**Material for the task**
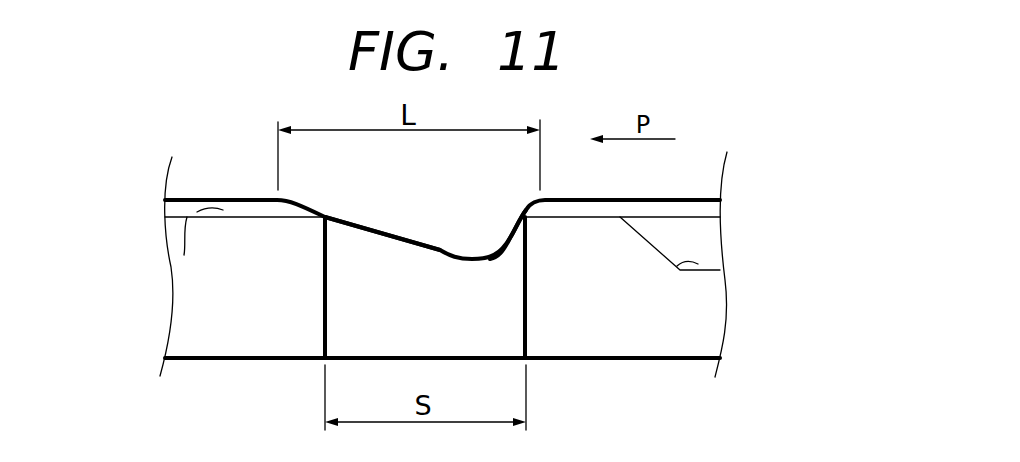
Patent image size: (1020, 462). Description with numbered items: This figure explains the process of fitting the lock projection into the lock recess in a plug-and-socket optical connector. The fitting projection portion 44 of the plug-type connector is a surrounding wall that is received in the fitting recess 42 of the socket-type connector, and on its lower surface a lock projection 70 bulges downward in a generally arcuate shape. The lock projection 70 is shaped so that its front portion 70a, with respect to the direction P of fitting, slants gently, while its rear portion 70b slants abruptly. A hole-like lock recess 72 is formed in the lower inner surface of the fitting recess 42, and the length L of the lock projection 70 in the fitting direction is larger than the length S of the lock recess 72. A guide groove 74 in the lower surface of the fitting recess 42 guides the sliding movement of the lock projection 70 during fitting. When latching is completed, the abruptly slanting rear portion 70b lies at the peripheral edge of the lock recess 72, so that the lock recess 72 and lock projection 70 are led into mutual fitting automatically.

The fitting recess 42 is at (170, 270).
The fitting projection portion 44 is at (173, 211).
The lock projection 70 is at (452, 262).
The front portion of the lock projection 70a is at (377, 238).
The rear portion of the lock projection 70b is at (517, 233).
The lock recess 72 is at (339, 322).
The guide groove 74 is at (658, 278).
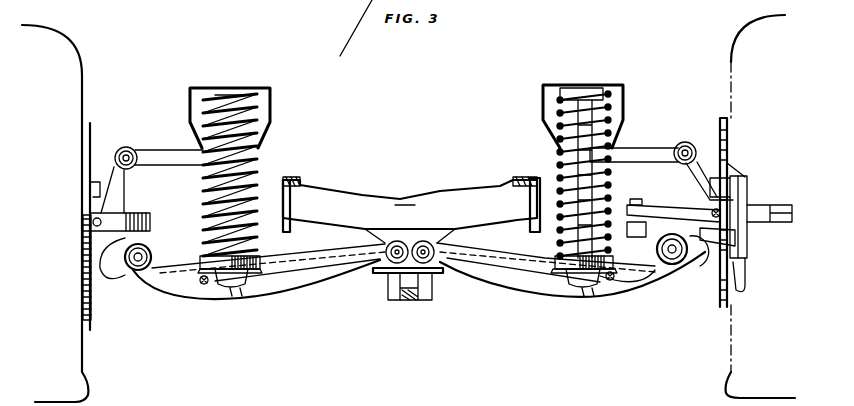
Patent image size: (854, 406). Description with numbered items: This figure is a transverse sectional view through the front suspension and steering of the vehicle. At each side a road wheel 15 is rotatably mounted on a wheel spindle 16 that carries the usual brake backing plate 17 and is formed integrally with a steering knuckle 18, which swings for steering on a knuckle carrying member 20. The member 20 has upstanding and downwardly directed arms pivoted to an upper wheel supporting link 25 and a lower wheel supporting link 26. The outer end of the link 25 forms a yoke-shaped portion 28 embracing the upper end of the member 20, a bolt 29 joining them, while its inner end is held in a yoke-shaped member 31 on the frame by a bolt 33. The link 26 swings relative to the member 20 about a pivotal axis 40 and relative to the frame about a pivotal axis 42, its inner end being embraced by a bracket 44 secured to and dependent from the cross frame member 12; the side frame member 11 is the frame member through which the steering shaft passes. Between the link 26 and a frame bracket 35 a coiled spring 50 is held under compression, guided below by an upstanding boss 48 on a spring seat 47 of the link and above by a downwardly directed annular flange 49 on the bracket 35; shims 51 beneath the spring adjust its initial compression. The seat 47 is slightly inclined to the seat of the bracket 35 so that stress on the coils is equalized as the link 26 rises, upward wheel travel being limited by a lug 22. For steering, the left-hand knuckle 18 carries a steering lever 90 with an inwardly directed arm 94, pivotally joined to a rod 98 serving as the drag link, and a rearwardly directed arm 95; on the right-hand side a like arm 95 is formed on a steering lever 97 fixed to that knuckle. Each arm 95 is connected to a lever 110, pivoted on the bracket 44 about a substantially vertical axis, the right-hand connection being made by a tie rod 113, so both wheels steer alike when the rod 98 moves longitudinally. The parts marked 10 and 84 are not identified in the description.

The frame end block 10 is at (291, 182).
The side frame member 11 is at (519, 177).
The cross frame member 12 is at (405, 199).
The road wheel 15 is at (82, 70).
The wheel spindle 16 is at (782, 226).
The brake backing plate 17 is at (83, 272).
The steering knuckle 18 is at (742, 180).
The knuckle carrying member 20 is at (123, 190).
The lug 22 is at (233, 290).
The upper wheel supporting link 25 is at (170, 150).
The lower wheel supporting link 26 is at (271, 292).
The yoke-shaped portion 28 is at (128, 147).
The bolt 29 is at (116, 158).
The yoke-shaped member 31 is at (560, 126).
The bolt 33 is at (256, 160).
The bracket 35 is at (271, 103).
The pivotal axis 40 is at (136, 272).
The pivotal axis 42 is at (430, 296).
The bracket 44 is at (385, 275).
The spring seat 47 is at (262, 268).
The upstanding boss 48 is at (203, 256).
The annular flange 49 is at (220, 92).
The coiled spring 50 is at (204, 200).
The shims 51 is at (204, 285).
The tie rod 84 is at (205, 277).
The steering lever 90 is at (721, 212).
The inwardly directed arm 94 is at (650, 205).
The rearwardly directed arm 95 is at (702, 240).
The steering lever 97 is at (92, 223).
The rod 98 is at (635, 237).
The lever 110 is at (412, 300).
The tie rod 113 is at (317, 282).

**Instructions for the task**
Copy out every line of the material above word for word, leaving out the pictures.

**Result of the task**
Patent image size: (1020, 462). Description with numbered items: This figure explains the process of fitting the lock projection into the lock recess in a plug-and-socket optical connector. The fitting projection portion 44 of the plug-type connector is a surrounding wall that is received in the fitting recess 42 of the socket-type connector, and on its lower surface a lock projection 70 bulges downward in a generally arcuate shape. The lock projection 70 is shaped so that its front portion 70a, with respect to the direction P of fitting, slants gently, while its rear portion 70b slants abruptly. A hole-like lock recess 72 is formed in the lower inner surface of the fitting recess 42, and the length L of the lock projection 70 in the fitting direction is larger than the length S of the lock recess 72. A guide groove 74 in the lower surface of the fitting recess 42 guides the sliding movement of the lock projection 70 during fitting. When latching is completed, the abruptly slanting rear portion 70b lies at the peripheral edge of the lock recess 72, so that the lock recess 72 and lock projection 70 are led into mutual fitting automatically.

The fitting recess 42 is at (170, 270).
The fitting projection portion 44 is at (173, 211).
The lock projection 70 is at (452, 262).
The front portion of the lock projection 70a is at (377, 238).
The rear portion of the lock projection 70b is at (517, 233).
The lock recess 72 is at (339, 322).
The guide groove 74 is at (658, 278).
Patent image size: (854, 406). Description with numbered items: This figure is a transverse sectional view through the front suspension and steering of the vehicle. At each side a road wheel 15 is rotatably mounted on a wheel spindle 16 that carries the usual brake backing plate 17 and is formed integrally with a steering knuckle 18, which swings for steering on a knuckle carrying member 20. The member 20 has upstanding and downwardly directed arms pivoted to an upper wheel supporting link 25 and a lower wheel supporting link 26. The outer end of the link 25 forms a yoke-shaped portion 28 embracing the upper end of the member 20, a bolt 29 joining them, while its inner end is held in a yoke-shaped member 31 on the frame by a bolt 33. The link 26 swings relative to the member 20 about a pivotal axis 40 and relative to the frame about a pivotal axis 42, its inner end being embraced by a bracket 44 secured to and dependent from the cross frame member 12; the side frame member 11 is the frame member through which the steering shaft passes. Between the link 26 and a frame bracket 35 a coiled spring 50 is held under compression, guided below by an upstanding boss 48 on a spring seat 47 of the link and above by a downwardly directed annular flange 49 on the bracket 35; shims 51 beneath the spring adjust its initial compression. The seat 47 is slightly inclined to the seat of the bracket 35 so that stress on the coils is equalized as the link 26 rises, upward wheel travel being limited by a lug 22. For steering, the left-hand knuckle 18 carries a steering lever 90 with an inwardly directed arm 94, pivotally joined to a rod 98 serving as the drag link, and a rearwardly directed arm 95; on the right-hand side a like arm 95 is formed on a steering lever 97 fixed to that knuckle. Each arm 95 is connected to a lever 110, pivoted on the bracket 44 about a substantially vertical axis, the right-hand connection being made by a tie rod 113, so both wheels steer alike when the rod 98 moves longitudinally. The parts marked 10 and 84 are not identified in the description.

The frame end block 10 is at (291, 182).
The side frame member 11 is at (519, 177).
The cross frame member 12 is at (405, 199).
The road wheel 15 is at (82, 70).
The wheel spindle 16 is at (782, 226).
The brake backing plate 17 is at (83, 272).
The steering knuckle 18 is at (742, 180).
The knuckle carrying member 20 is at (123, 190).
The lug 22 is at (233, 290).
The upper wheel supporting link 25 is at (170, 150).
The lower wheel supporting link 26 is at (271, 292).
The yoke-shaped portion 28 is at (128, 147).
The bolt 29 is at (116, 158).
The yoke-shaped member 31 is at (560, 126).
The bolt 33 is at (256, 160).
The bracket 35 is at (271, 103).
The pivotal axis 40 is at (136, 272).
The pivotal axis 42 is at (430, 296).
The bracket 44 is at (385, 275).
The spring seat 47 is at (262, 268).
The upstanding boss 48 is at (203, 256).
The annular flange 49 is at (220, 92).
The coiled spring 50 is at (204, 200).
The shims 51 is at (204, 285).
The tie rod 84 is at (205, 277).
The steering lever 90 is at (721, 212).
The inwardly directed arm 94 is at (650, 205).
The rearwardly directed arm 95 is at (702, 240).
The steering lever 97 is at (92, 223).
The rod 98 is at (635, 237).
The lever 110 is at (412, 300).
The tie rod 113 is at (317, 282).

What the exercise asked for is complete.